Exercise brief:
Provide only the number of lines in the data below that contain the word "Wywołania".

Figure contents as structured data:
>>>

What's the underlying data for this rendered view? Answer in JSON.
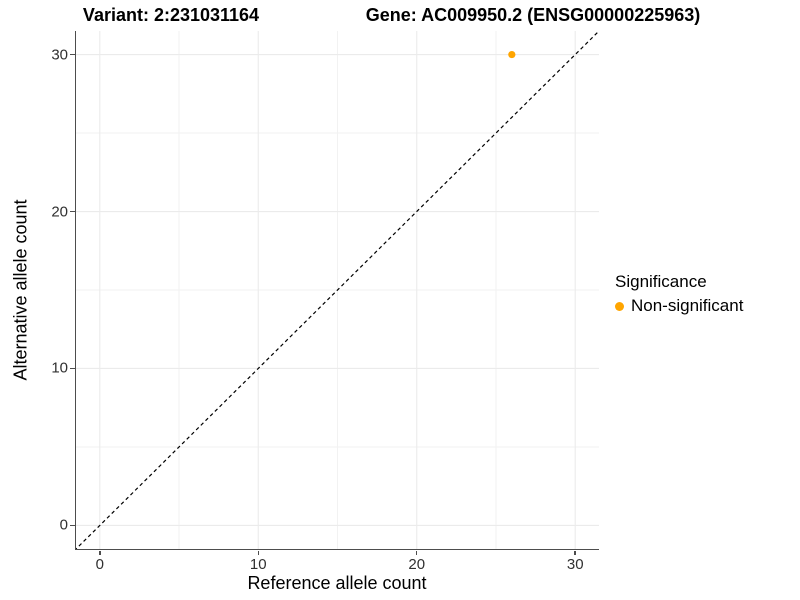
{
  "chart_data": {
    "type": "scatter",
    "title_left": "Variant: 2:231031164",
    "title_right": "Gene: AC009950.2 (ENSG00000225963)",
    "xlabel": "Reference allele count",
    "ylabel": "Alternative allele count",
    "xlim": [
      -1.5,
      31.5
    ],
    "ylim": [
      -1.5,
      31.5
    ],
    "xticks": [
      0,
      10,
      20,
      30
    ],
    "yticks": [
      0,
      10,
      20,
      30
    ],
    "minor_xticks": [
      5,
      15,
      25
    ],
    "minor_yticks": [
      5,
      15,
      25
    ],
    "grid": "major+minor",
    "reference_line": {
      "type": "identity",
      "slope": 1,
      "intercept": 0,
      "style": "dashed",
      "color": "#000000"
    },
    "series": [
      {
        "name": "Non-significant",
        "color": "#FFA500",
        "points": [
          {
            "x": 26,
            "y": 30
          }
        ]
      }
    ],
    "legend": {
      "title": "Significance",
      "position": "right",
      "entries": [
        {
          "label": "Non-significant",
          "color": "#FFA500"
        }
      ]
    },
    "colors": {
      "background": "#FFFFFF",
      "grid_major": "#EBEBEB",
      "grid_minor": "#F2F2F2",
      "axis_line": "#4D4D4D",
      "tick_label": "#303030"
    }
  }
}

<<<
>>>

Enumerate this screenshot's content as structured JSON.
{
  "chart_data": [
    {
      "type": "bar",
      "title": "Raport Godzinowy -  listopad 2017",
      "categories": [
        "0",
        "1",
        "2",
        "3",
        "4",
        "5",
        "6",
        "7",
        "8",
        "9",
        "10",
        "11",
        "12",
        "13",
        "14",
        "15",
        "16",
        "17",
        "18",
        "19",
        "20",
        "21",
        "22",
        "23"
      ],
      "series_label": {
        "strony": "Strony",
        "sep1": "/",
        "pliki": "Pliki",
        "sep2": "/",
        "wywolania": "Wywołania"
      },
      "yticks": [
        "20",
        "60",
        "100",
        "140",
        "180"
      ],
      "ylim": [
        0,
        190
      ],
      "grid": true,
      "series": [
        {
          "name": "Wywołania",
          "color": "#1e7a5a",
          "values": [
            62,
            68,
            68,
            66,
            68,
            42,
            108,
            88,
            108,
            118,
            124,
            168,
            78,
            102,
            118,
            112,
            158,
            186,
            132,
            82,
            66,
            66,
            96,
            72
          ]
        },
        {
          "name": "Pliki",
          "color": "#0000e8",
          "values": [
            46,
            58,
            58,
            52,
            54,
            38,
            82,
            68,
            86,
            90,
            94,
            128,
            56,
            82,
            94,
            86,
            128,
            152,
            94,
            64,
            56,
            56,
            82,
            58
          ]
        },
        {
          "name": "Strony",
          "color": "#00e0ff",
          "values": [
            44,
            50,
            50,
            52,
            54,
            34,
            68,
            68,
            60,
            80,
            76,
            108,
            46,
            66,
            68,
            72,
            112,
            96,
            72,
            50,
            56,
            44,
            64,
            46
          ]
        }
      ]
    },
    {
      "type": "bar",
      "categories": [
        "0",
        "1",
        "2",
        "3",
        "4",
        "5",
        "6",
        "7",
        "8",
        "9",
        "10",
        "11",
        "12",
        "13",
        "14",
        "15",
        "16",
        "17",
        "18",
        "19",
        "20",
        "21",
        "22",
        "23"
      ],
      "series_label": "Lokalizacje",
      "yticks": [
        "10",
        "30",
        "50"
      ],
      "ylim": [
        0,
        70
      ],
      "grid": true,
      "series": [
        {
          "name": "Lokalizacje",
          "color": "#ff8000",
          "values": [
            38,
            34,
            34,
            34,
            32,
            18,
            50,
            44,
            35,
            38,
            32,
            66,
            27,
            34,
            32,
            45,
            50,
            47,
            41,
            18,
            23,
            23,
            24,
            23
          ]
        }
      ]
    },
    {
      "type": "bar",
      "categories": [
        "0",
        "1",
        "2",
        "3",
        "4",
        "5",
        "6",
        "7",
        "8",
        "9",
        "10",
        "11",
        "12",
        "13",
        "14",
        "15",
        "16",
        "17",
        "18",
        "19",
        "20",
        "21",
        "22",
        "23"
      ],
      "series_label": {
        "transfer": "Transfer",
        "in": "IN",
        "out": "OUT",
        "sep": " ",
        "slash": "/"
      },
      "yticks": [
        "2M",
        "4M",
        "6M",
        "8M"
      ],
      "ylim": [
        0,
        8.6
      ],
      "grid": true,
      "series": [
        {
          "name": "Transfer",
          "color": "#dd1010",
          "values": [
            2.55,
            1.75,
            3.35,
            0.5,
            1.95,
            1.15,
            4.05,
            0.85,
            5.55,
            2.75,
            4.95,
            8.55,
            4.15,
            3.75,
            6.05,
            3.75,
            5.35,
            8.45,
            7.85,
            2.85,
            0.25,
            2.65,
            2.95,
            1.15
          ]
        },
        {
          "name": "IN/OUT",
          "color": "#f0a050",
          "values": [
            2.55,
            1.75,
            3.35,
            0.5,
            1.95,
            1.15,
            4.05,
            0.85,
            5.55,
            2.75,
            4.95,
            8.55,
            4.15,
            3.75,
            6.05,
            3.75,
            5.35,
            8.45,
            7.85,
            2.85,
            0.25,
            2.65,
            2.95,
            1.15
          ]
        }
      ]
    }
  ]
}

<<<

Solved problem:
2